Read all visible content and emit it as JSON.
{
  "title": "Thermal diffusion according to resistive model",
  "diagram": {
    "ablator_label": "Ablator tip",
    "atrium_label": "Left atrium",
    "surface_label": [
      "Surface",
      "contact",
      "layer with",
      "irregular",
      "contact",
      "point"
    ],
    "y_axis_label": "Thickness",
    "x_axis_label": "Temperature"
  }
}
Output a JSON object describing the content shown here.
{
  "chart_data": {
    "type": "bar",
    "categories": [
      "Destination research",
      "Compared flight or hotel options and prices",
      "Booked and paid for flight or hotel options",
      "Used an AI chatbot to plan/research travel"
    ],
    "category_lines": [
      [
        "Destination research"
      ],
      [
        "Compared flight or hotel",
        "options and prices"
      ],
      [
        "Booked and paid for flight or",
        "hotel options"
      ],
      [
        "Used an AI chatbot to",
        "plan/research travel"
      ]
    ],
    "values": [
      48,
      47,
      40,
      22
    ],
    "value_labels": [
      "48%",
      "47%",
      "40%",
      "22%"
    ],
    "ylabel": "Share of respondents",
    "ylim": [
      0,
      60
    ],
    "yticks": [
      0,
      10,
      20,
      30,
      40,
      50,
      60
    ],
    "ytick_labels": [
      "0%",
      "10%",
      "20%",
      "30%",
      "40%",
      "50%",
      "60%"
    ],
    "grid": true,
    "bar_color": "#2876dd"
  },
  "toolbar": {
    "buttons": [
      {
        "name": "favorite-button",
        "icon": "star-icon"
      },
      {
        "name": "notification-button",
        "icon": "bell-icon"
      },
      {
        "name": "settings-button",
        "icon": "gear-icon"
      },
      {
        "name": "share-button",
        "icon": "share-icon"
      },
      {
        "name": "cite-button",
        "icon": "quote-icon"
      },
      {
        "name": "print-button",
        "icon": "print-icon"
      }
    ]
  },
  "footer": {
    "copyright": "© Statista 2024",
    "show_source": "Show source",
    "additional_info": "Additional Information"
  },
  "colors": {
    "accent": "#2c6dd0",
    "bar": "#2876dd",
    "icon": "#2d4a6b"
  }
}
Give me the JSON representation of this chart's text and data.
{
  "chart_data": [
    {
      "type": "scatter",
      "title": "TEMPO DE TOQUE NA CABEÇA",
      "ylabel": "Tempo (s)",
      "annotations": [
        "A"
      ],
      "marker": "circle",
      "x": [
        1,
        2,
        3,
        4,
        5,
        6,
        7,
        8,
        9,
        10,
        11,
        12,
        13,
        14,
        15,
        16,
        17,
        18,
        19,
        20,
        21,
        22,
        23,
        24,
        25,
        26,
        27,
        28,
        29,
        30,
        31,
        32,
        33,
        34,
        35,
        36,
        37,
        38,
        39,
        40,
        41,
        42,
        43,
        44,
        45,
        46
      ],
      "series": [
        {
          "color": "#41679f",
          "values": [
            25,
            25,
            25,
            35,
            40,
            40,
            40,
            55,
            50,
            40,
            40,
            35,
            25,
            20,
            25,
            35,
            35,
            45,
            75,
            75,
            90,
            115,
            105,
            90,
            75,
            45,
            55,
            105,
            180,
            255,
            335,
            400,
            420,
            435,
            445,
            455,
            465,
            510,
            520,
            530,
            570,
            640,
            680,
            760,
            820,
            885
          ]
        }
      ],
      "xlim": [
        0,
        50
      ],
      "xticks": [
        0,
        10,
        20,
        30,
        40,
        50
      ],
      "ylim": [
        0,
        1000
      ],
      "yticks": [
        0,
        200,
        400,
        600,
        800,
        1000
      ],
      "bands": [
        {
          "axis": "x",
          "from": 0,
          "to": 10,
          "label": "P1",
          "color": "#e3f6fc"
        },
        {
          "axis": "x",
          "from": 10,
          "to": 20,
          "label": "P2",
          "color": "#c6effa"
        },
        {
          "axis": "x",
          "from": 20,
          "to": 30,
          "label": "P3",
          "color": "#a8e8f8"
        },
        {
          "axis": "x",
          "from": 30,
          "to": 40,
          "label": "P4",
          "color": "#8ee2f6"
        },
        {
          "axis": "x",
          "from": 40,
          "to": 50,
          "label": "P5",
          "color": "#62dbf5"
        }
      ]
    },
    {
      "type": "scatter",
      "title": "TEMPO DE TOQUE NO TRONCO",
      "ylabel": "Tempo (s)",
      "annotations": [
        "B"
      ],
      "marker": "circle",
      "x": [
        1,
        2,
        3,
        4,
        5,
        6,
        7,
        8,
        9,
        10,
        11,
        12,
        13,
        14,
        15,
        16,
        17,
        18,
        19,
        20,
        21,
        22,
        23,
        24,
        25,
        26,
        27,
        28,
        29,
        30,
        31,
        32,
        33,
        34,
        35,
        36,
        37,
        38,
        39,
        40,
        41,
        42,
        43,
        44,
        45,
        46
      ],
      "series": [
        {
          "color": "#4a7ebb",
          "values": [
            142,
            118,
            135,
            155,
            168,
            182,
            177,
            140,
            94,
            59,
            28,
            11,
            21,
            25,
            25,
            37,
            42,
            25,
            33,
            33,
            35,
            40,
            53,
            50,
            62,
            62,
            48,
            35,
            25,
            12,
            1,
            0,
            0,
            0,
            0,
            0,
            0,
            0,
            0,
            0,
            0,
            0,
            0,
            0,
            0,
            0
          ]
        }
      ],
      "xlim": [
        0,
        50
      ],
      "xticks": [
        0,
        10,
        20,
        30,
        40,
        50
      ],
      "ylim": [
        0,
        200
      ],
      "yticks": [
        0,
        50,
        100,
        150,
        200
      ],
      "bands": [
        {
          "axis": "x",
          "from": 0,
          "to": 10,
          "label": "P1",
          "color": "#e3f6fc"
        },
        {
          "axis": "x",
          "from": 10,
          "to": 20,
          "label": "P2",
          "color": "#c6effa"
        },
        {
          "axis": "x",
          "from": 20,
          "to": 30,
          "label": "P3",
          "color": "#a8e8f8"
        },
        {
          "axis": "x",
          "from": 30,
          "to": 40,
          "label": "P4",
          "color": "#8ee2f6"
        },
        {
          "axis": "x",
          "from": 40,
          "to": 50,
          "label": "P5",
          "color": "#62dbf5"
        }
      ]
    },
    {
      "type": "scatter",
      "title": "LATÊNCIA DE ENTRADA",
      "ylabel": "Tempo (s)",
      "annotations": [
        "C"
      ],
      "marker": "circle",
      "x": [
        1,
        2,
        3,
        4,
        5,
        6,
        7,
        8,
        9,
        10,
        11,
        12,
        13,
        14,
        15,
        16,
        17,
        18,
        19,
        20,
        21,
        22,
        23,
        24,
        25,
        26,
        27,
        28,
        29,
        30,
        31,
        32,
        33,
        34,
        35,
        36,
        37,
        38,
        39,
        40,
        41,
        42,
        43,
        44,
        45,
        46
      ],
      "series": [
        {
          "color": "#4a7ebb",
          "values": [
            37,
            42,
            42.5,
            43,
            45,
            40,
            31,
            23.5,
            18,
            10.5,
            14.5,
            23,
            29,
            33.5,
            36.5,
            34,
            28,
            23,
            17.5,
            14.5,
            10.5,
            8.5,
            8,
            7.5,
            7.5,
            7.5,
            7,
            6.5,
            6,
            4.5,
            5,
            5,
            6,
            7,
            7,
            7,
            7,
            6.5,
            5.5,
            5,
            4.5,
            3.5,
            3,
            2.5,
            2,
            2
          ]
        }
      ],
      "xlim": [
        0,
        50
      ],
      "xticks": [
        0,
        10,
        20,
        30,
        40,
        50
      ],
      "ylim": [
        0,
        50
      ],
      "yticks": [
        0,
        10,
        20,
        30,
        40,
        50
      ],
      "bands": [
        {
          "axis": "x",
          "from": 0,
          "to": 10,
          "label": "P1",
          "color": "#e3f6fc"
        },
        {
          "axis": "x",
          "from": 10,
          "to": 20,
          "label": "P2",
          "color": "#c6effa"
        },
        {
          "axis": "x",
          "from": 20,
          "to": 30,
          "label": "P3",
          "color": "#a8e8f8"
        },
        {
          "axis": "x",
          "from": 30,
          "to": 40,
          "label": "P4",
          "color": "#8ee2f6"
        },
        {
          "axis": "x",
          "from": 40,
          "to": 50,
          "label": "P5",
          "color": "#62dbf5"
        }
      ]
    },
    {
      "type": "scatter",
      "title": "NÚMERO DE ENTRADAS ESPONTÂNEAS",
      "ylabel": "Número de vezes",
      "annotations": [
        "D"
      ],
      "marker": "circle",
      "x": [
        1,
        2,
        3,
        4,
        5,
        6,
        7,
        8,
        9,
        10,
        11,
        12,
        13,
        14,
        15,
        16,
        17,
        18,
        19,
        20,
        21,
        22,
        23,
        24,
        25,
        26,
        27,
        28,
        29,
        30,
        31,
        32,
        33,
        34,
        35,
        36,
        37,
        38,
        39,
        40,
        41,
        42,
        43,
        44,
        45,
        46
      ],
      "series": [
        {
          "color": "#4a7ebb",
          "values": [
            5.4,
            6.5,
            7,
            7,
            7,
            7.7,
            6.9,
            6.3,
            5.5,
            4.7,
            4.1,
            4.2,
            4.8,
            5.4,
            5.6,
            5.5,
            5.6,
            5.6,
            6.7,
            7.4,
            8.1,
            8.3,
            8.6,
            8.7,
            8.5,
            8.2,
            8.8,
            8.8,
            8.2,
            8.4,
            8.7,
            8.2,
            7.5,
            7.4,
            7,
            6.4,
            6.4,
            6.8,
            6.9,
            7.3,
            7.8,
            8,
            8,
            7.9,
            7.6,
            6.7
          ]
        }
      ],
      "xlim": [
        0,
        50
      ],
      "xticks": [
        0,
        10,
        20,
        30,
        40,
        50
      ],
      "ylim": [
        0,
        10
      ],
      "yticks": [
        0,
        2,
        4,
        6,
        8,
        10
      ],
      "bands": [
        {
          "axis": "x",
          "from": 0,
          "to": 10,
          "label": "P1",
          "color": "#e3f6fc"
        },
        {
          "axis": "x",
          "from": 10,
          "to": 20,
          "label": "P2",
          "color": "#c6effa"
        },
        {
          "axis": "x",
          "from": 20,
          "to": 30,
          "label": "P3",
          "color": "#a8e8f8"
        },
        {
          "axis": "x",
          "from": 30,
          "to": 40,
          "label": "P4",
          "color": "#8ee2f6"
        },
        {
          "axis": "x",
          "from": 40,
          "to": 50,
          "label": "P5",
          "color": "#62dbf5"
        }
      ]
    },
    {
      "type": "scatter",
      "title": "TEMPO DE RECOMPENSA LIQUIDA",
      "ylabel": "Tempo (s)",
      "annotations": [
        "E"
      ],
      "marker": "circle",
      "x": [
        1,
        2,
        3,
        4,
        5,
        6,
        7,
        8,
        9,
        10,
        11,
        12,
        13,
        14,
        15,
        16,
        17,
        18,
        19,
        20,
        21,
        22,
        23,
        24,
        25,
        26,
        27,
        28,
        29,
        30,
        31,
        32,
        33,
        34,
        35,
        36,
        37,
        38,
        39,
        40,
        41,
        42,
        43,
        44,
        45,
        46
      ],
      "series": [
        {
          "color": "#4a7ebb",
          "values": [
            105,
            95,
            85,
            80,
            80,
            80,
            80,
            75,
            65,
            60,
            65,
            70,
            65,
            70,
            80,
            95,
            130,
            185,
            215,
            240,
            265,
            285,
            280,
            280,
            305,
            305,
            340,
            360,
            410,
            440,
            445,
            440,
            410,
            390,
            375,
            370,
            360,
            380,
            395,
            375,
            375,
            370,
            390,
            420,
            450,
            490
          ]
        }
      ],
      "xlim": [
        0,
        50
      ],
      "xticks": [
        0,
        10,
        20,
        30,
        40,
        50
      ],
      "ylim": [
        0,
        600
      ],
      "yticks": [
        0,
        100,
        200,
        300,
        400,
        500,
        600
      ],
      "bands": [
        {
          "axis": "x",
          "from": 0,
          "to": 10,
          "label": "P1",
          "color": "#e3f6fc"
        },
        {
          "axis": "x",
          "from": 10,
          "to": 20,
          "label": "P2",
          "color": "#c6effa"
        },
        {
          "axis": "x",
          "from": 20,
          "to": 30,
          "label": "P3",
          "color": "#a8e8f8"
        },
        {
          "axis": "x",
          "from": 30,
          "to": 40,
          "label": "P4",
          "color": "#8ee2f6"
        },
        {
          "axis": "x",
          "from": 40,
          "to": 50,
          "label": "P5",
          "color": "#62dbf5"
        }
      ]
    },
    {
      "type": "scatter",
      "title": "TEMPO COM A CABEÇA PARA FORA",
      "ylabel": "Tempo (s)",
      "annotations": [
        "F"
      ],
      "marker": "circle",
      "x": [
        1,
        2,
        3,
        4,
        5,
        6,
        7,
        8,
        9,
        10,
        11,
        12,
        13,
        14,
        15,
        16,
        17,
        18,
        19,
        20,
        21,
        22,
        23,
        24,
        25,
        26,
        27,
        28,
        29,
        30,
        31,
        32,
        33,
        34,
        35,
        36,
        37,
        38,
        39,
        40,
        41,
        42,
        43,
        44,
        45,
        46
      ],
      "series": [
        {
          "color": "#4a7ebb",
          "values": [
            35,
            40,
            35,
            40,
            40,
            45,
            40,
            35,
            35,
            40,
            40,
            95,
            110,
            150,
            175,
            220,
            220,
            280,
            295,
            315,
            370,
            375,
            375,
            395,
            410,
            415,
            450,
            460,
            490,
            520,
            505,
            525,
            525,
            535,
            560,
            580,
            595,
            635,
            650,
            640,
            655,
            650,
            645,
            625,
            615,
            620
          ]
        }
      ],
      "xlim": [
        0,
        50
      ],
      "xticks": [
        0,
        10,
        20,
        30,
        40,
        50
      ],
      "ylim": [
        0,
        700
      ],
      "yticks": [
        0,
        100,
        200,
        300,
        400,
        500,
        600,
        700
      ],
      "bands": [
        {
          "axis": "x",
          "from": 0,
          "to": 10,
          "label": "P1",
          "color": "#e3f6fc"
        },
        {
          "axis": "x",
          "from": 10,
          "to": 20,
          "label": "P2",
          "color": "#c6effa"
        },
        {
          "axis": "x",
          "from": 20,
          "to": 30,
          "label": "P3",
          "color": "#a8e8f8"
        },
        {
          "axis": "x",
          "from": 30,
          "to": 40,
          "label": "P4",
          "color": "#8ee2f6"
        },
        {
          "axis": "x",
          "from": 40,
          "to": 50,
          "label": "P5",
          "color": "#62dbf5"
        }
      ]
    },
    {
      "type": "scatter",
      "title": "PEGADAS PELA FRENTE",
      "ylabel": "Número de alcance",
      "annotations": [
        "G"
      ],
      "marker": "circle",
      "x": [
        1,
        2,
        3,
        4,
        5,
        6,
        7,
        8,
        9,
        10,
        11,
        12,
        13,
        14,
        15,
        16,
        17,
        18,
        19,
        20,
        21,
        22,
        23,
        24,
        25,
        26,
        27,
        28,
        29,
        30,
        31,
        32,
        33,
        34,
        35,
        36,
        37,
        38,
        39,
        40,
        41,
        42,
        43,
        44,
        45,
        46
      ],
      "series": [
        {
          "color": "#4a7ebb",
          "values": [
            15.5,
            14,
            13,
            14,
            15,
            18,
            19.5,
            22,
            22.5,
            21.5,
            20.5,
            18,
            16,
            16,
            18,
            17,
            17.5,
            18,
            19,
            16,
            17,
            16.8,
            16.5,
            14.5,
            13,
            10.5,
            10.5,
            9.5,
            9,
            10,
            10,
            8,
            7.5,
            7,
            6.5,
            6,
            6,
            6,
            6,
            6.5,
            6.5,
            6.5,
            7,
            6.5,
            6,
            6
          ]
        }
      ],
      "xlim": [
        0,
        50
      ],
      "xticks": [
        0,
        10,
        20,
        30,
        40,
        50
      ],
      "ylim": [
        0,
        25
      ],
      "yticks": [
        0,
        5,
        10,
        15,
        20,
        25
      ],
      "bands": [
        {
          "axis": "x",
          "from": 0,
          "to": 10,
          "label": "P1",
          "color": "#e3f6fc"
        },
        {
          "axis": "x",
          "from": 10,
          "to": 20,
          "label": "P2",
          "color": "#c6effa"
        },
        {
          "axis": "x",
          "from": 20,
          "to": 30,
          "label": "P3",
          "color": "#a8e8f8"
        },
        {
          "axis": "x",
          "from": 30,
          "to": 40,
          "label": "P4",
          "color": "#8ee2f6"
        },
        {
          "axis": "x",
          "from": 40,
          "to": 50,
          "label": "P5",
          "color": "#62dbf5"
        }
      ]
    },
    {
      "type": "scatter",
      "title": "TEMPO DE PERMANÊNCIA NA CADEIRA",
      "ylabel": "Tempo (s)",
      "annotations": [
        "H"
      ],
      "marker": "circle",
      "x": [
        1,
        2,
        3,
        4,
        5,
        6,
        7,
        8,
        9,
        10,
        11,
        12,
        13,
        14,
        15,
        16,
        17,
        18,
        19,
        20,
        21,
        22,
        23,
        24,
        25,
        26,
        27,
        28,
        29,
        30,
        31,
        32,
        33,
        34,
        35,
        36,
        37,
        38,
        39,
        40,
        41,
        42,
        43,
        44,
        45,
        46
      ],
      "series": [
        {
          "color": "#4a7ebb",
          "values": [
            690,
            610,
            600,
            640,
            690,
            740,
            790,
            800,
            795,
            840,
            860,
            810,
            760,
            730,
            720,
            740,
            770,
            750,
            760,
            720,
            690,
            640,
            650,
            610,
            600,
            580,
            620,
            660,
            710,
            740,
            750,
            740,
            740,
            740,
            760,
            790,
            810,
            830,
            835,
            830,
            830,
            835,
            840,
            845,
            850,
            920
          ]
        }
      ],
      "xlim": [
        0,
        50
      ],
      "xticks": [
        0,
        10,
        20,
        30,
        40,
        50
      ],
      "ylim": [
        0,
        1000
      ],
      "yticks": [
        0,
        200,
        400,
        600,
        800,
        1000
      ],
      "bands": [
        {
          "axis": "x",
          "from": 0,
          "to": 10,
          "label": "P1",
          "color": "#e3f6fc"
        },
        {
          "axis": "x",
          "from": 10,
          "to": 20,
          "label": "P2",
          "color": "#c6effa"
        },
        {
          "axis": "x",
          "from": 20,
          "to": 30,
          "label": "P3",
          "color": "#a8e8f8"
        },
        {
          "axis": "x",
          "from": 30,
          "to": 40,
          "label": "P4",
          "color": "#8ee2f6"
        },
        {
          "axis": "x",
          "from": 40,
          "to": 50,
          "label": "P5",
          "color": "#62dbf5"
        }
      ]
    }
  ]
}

--

What the exercise asks → Only the number is wanted: how many lines in the entries above contain the string "JSON"?

Output below → 3